▶ **Entries supplied**
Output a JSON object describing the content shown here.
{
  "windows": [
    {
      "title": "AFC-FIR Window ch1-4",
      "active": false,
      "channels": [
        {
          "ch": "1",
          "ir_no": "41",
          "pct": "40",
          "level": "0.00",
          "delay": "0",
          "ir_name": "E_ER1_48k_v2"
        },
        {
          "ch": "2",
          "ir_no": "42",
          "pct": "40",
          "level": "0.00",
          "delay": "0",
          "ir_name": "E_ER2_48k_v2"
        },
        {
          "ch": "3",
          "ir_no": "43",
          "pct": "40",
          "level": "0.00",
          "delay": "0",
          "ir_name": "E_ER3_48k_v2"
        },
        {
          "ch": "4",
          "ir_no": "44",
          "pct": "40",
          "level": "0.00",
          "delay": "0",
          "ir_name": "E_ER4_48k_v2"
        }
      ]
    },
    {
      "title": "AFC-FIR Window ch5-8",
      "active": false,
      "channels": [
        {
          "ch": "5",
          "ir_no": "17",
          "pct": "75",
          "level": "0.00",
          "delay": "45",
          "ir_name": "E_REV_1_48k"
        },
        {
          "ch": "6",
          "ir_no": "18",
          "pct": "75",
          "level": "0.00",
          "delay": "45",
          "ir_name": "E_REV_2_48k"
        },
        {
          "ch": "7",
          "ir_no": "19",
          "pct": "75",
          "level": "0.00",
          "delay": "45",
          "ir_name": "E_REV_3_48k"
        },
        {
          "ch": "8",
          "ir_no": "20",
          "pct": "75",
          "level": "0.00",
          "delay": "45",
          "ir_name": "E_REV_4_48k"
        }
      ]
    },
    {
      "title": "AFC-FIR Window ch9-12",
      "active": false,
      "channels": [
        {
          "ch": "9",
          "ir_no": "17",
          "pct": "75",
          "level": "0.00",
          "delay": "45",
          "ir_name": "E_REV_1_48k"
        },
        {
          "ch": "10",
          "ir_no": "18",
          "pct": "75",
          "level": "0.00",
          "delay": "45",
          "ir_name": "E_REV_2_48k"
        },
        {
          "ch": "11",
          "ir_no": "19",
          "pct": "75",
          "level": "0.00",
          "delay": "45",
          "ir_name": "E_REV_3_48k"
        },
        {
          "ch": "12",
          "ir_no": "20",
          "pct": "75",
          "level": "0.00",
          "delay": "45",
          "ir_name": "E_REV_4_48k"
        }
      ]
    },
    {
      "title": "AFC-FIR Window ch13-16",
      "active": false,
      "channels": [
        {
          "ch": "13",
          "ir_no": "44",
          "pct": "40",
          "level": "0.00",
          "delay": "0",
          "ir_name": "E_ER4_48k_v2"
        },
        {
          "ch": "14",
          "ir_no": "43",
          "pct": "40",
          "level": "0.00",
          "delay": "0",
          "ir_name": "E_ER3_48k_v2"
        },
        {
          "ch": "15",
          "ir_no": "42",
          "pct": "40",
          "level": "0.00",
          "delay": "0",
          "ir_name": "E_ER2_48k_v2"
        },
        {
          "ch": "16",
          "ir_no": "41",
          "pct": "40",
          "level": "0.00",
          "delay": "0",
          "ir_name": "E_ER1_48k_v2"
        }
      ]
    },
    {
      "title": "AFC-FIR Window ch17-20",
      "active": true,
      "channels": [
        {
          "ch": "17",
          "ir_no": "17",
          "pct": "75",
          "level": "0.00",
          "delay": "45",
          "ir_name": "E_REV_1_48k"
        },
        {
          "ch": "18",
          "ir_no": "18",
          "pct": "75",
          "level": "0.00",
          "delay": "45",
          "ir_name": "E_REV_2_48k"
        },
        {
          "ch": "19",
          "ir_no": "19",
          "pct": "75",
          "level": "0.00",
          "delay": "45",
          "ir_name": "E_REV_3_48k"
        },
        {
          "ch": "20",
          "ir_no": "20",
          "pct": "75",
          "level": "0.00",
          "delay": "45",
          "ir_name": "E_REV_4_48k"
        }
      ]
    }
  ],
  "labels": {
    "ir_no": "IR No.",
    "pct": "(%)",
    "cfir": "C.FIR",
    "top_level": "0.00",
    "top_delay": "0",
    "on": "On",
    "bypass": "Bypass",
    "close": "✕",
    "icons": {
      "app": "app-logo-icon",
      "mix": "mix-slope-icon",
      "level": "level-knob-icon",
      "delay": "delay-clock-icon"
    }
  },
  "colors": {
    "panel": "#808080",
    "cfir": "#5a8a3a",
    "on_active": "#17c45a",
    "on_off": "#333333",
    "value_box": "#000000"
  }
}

▶ **The request**
Transcribe every entry exactly, omitting nothing.

▶ **Task response**
Output a JSON object describing the content shown here.
{
  "windows": [
    {
      "title": "AFC-FIR Window ch1-4",
      "active": false,
      "channels": [
        {
          "ch": "1",
          "ir_no": "41",
          "pct": "40",
          "level": "0.00",
          "delay": "0",
          "ir_name": "E_ER1_48k_v2"
        },
        {
          "ch": "2",
          "ir_no": "42",
          "pct": "40",
          "level": "0.00",
          "delay": "0",
          "ir_name": "E_ER2_48k_v2"
        },
        {
          "ch": "3",
          "ir_no": "43",
          "pct": "40",
          "level": "0.00",
          "delay": "0",
          "ir_name": "E_ER3_48k_v2"
        },
        {
          "ch": "4",
          "ir_no": "44",
          "pct": "40",
          "level": "0.00",
          "delay": "0",
          "ir_name": "E_ER4_48k_v2"
        }
      ]
    },
    {
      "title": "AFC-FIR Window ch5-8",
      "active": false,
      "channels": [
        {
          "ch": "5",
          "ir_no": "17",
          "pct": "75",
          "level": "0.00",
          "delay": "45",
          "ir_name": "E_REV_1_48k"
        },
        {
          "ch": "6",
          "ir_no": "18",
          "pct": "75",
          "level": "0.00",
          "delay": "45",
          "ir_name": "E_REV_2_48k"
        },
        {
          "ch": "7",
          "ir_no": "19",
          "pct": "75",
          "level": "0.00",
          "delay": "45",
          "ir_name": "E_REV_3_48k"
        },
        {
          "ch": "8",
          "ir_no": "20",
          "pct": "75",
          "level": "0.00",
          "delay": "45",
          "ir_name": "E_REV_4_48k"
        }
      ]
    },
    {
      "title": "AFC-FIR Window ch9-12",
      "active": false,
      "channels": [
        {
          "ch": "9",
          "ir_no": "17",
          "pct": "75",
          "level": "0.00",
          "delay": "45",
          "ir_name": "E_REV_1_48k"
        },
        {
          "ch": "10",
          "ir_no": "18",
          "pct": "75",
          "level": "0.00",
          "delay": "45",
          "ir_name": "E_REV_2_48k"
        },
        {
          "ch": "11",
          "ir_no": "19",
          "pct": "75",
          "level": "0.00",
          "delay": "45",
          "ir_name": "E_REV_3_48k"
        },
        {
          "ch": "12",
          "ir_no": "20",
          "pct": "75",
          "level": "0.00",
          "delay": "45",
          "ir_name": "E_REV_4_48k"
        }
      ]
    },
    {
      "title": "AFC-FIR Window ch13-16",
      "active": false,
      "channels": [
        {
          "ch": "13",
          "ir_no": "44",
          "pct": "40",
          "level": "0.00",
          "delay": "0",
          "ir_name": "E_ER4_48k_v2"
        },
        {
          "ch": "14",
          "ir_no": "43",
          "pct": "40",
          "level": "0.00",
          "delay": "0",
          "ir_name": "E_ER3_48k_v2"
        },
        {
          "ch": "15",
          "ir_no": "42",
          "pct": "40",
          "level": "0.00",
          "delay": "0",
          "ir_name": "E_ER2_48k_v2"
        },
        {
          "ch": "16",
          "ir_no": "41",
          "pct": "40",
          "level": "0.00",
          "delay": "0",
          "ir_name": "E_ER1_48k_v2"
        }
      ]
    },
    {
      "title": "AFC-FIR Window ch17-20",
      "active": true,
      "channels": [
        {
          "ch": "17",
          "ir_no": "17",
          "pct": "75",
          "level": "0.00",
          "delay": "45",
          "ir_name": "E_REV_1_48k"
        },
        {
          "ch": "18",
          "ir_no": "18",
          "pct": "75",
          "level": "0.00",
          "delay": "45",
          "ir_name": "E_REV_2_48k"
        },
        {
          "ch": "19",
          "ir_no": "19",
          "pct": "75",
          "level": "0.00",
          "delay": "45",
          "ir_name": "E_REV_3_48k"
        },
        {
          "ch": "20",
          "ir_no": "20",
          "pct": "75",
          "level": "0.00",
          "delay": "45",
          "ir_name": "E_REV_4_48k"
        }
      ]
    }
  ],
  "labels": {
    "ir_no": "IR No.",
    "pct": "(%)",
    "cfir": "C.FIR",
    "top_level": "0.00",
    "top_delay": "0",
    "on": "On",
    "bypass": "Bypass",
    "close": "✕",
    "icons": {
      "app": "app-logo-icon",
      "mix": "mix-slope-icon",
      "level": "level-knob-icon",
      "delay": "delay-clock-icon"
    }
  },
  "colors": {
    "panel": "#808080",
    "cfir": "#5a8a3a",
    "on_active": "#17c45a",
    "on_off": "#333333",
    "value_box": "#000000"
  }
}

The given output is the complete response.